| OBJECTIVE |
Write out the entire listing below exactly, with the pictures left out.

◇ ◇ ◇ ◇

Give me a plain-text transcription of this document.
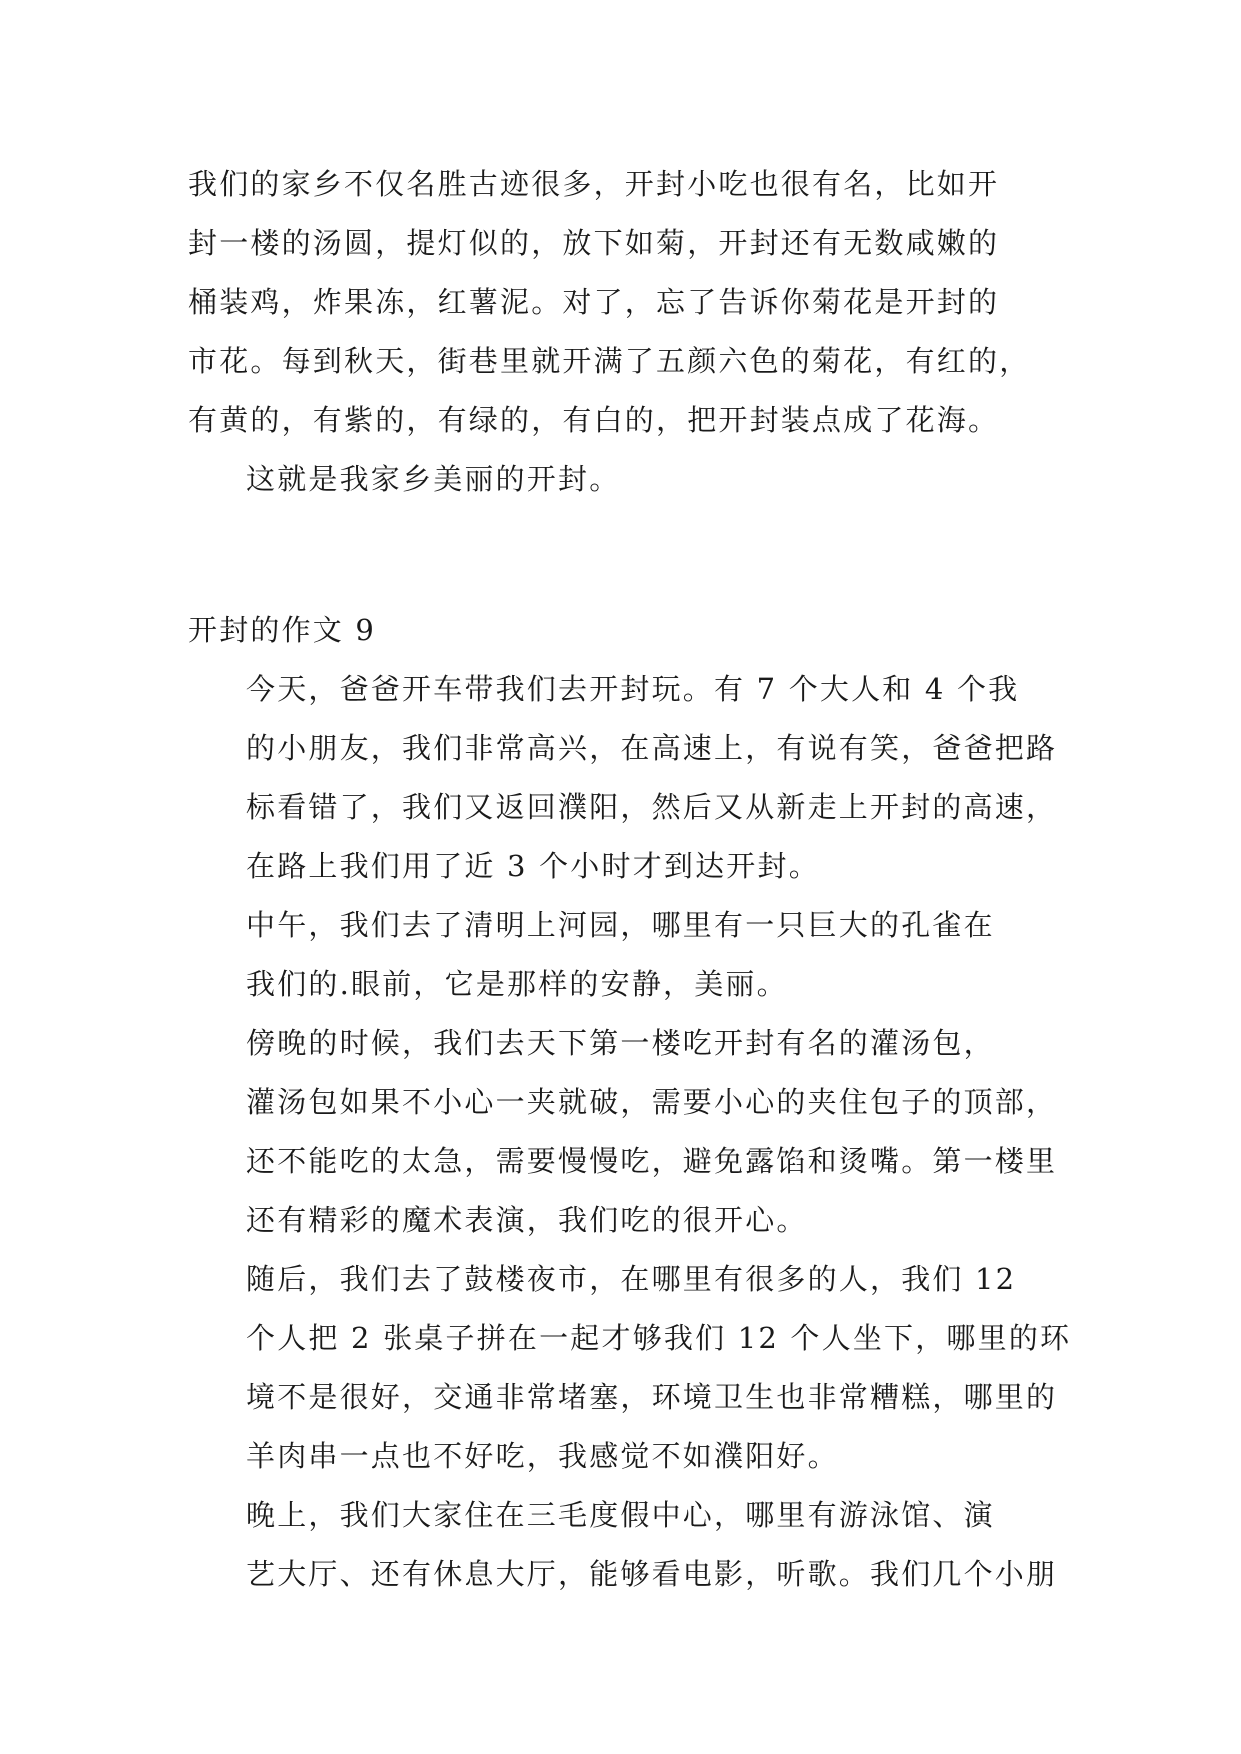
我们的家乡不仅名胜古迹很多，开封小吃也很有名，比如开
封一楼的汤圆，提灯似的，放下如菊，开封还有无数咸嫩的
桶装鸡，炸果冻，红薯泥。对了，忘了告诉你菊花是开封的
市花。每到秋天，街巷里就开满了五颜六色的菊花，有红的，
有黄的，有紫的，有绿的，有白的，把开封装点成了花海。

这就是我家乡美丽的开封。

开封的作文 9

今天，爸爸开车带我们去开封玩。有 7 个大人和 4 个我
的小朋友，我们非常高兴，在高速上，有说有笑，爸爸把路
标看错了，我们又返回濮阳，然后又从新走上开封的高速，
在路上我们用了近 3 个小时才到达开封。

中午，我们去了清明上河园，哪里有一只巨大的孔雀在
我们的.眼前，它是那样的安静，美丽。

傍晚的时候，我们去天下第一楼吃开封有名的灌汤包，
灌汤包如果不小心一夹就破，需要小心的夹住包子的顶部，
还不能吃的太急，需要慢慢吃，避免露馅和烫嘴。第一楼里
还有精彩的魔术表演，我们吃的很开心。

随后，我们去了鼓楼夜市，在哪里有很多的人，我们 12
个人把 2 张桌子拼在一起才够我们 12 个人坐下，哪里的环
境不是很好，交通非常堵塞，环境卫生也非常糟糕，哪里的
羊肉串一点也不好吃，我感觉不如濮阳好。

晚上，我们大家住在三毛度假中心，哪里有游泳馆、演
艺大厅、还有休息大厅，能够看电影，听歌。我们几个小朋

◇ ◇ ◇ ◇

| ANSWER TO THIS TASK |
Give me a plain-text transcription of this document.
我们的家乡不仅名胜古迹很多，开封小吃也很有名，比如开
封一楼的汤圆，提灯似的，放下如菊，开封还有无数咸嫩的
桶装鸡，炸果冻，红薯泥。对了，忘了告诉你菊花是开封的
市花。每到秋天，街巷里就开满了五颜六色的菊花，有红的，
有黄的，有紫的，有绿的，有白的，把开封装点成了花海。

这就是我家乡美丽的开封。

开封的作文 9

今天，爸爸开车带我们去开封玩。有 7 个大人和 4 个我
的小朋友，我们非常高兴，在高速上，有说有笑，爸爸把路
标看错了，我们又返回濮阳，然后又从新走上开封的高速，
在路上我们用了近 3 个小时才到达开封。

中午，我们去了清明上河园，哪里有一只巨大的孔雀在
我们的.眼前，它是那样的安静，美丽。

傍晚的时候，我们去天下第一楼吃开封有名的灌汤包，
灌汤包如果不小心一夹就破，需要小心的夹住包子的顶部，
还不能吃的太急，需要慢慢吃，避免露馅和烫嘴。第一楼里
还有精彩的魔术表演，我们吃的很开心。

随后，我们去了鼓楼夜市，在哪里有很多的人，我们 12
个人把 2 张桌子拼在一起才够我们 12 个人坐下，哪里的环
境不是很好，交通非常堵塞，环境卫生也非常糟糕，哪里的
羊肉串一点也不好吃，我感觉不如濮阳好。

晚上，我们大家住在三毛度假中心，哪里有游泳馆、演
艺大厅、还有休息大厅，能够看电影，听歌。我们几个小朋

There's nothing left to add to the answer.